● **INSTRUCTION**
In the data below, find each line containing the string "телепрограммы" and return it.

● **RECORD EXCERPTS**

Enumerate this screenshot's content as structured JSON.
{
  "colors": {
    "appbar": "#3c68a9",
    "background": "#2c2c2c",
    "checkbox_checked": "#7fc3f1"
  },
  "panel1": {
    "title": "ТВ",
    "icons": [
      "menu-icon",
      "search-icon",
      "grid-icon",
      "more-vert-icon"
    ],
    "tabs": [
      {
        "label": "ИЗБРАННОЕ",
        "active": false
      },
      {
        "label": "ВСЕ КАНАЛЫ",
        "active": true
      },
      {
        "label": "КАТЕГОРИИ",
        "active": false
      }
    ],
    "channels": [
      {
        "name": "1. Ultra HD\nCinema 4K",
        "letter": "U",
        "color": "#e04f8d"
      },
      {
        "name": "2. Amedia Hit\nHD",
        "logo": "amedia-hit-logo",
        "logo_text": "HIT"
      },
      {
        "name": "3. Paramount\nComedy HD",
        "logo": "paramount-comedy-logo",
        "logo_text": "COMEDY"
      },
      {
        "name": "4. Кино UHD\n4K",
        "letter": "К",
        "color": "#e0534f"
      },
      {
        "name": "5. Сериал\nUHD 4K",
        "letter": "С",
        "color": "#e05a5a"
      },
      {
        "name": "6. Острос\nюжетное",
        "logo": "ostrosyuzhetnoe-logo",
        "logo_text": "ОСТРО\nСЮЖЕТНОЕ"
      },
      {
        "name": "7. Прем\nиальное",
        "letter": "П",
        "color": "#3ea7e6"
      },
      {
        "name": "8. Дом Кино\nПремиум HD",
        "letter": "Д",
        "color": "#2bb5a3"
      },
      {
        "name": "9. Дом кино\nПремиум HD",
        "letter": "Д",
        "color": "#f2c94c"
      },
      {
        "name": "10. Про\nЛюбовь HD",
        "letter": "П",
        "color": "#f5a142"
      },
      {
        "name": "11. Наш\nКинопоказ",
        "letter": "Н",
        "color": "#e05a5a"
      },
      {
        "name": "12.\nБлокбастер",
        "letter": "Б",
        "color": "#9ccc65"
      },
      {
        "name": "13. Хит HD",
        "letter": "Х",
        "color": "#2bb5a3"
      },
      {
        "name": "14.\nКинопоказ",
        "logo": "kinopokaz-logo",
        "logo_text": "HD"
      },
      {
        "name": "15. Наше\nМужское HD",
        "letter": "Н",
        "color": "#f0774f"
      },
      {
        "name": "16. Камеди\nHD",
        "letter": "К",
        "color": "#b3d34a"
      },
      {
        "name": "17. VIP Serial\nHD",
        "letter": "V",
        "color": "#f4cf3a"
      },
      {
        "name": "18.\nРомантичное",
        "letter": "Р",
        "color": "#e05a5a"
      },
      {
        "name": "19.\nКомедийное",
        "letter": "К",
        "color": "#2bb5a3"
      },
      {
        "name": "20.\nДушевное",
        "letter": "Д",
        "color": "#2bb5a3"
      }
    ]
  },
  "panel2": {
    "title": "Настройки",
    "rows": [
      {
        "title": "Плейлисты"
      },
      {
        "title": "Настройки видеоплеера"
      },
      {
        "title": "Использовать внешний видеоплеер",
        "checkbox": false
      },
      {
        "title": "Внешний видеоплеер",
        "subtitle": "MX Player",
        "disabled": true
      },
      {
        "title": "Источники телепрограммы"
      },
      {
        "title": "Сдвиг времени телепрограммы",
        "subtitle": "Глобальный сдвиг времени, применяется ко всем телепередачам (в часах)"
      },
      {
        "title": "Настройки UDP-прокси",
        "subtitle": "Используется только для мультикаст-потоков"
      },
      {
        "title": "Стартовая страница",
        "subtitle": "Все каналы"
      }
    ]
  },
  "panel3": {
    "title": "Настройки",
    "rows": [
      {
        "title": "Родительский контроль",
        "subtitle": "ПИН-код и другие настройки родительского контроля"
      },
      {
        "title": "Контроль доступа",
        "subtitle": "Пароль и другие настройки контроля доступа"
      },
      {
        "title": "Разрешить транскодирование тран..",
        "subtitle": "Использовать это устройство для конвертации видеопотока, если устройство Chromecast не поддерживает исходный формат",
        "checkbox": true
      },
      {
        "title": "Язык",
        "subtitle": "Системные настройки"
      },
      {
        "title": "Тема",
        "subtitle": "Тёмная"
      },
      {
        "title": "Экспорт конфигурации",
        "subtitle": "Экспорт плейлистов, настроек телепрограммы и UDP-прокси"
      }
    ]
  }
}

● **SOLUTION TO THE PROBLEM**
        "title": "Источники телепрограммы"
        "title": "Сдвиг времени телепрограммы",
        "subtitle": "Экспорт плейлистов, настроек телепрограммы и UDP-прокси"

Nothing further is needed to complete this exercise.